## [Problème]
Dans l'extrait sur la posture, recopiez mot pour mot le passage qui commence par « Vous vous corrigez. » et se poursuit jusqu'à « pas la remplacer. ».

## [Extrait source]
.....

« Tiens-toi droite », lui a-t-on répété pendant quarante ans. Elle arrive à tenir la position quatre-vingt-dix secondes.

Vous vous corrigez. Épaules en arrière, dos droit. En quelques minutes, l'ancienne position revient, aussi patiente que la gravité.

Vous en concluez que vous manquez de volonté. C'est faux.

Voici ce que des années de pratique m'ont appris : la posture n'est pas une position qu'on maintient. C'est un programme que le système nerveux exécute — des milliers de fois par jour, sans qu'on y pense. La volonté peut interrompre une habitude. Elle ne peut pas la remplacer.

Se forcer à se tenir droit, c'est comme retenir son souffle. Impressionnant un moment. Impossible à tenir par définition.

.....

## [Informations]
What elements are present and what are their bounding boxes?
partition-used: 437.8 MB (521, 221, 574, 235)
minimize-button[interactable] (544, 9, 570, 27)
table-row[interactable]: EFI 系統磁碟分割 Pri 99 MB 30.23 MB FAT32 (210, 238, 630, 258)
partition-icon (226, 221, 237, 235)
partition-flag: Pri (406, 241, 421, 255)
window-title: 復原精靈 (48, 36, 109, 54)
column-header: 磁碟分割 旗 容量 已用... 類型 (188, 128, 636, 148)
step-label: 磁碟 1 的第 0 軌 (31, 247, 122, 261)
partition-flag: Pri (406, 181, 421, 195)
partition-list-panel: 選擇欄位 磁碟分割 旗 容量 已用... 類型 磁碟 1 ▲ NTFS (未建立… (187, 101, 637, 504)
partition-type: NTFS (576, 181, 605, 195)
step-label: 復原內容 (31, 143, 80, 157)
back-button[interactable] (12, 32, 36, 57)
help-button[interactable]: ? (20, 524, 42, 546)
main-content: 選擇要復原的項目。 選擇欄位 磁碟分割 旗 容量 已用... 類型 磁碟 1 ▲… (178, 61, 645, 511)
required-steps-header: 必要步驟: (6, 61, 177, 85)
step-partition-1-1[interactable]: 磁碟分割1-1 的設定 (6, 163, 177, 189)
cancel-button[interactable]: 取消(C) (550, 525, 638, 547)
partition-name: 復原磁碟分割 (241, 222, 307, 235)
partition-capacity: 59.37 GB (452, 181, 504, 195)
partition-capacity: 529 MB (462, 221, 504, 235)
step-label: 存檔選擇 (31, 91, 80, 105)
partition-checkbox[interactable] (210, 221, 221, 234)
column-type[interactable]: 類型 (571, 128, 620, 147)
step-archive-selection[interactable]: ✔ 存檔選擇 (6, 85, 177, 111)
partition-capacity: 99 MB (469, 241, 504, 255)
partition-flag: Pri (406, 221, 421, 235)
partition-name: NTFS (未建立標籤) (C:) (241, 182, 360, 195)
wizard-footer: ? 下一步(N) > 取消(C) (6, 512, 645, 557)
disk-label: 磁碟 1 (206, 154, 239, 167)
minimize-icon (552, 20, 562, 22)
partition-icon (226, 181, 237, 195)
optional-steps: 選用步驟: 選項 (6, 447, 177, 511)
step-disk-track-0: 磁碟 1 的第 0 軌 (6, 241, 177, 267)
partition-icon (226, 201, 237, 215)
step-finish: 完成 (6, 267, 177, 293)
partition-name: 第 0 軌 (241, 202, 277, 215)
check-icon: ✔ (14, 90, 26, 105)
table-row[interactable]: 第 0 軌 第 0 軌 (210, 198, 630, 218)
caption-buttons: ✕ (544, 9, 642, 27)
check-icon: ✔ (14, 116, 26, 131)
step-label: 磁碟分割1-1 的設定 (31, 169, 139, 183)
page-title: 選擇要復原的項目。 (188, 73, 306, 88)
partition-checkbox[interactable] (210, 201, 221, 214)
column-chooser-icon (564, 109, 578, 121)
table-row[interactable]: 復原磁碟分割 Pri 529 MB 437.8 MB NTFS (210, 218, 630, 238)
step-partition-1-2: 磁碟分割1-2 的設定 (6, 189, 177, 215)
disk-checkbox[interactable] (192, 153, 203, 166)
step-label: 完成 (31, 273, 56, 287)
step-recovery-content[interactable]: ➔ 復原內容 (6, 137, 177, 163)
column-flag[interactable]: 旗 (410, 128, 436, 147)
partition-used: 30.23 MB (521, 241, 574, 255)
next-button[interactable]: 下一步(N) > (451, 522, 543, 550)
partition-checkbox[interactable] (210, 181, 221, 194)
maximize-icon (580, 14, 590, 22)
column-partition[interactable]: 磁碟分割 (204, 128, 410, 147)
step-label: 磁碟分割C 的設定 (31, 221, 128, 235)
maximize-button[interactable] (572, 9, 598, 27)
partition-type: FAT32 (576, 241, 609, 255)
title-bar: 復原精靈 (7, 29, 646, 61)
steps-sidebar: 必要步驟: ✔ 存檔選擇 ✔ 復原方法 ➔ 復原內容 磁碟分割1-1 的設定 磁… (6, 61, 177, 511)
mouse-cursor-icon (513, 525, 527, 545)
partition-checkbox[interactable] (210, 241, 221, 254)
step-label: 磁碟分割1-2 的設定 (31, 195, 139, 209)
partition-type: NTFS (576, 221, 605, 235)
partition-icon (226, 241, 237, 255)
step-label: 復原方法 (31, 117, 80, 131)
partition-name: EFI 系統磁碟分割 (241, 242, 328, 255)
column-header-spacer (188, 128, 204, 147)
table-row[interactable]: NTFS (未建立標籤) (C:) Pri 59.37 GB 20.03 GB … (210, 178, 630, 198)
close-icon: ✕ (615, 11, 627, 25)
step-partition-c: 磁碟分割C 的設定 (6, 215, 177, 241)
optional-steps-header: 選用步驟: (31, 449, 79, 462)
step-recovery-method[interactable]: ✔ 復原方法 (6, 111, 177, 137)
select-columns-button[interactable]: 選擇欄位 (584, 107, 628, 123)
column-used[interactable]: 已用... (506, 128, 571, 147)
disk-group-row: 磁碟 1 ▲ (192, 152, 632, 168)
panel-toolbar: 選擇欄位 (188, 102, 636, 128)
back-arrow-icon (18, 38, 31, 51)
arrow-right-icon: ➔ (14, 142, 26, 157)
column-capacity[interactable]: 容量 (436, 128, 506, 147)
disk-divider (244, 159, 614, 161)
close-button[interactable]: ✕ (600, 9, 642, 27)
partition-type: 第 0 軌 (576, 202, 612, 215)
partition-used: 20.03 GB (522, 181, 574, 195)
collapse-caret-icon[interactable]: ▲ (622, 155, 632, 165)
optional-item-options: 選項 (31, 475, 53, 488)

.....

## [Votre solution]
Vous vous corrigez. Épaules en arrière, dos droit. En quelques minutes, l'ancienne position revient, aussi patiente que la gravité.

Vous en concluez que vous manquez de volonté. C'est faux.

Voici ce que des années de pratique m'ont appris : la posture n'est pas une position qu'on maintient. C'est un programme que le système nerveux exécute — des milliers de fois par jour, sans qu'on y pense. La volonté peut interrompre une habitude. Elle ne peut pas la remplacer.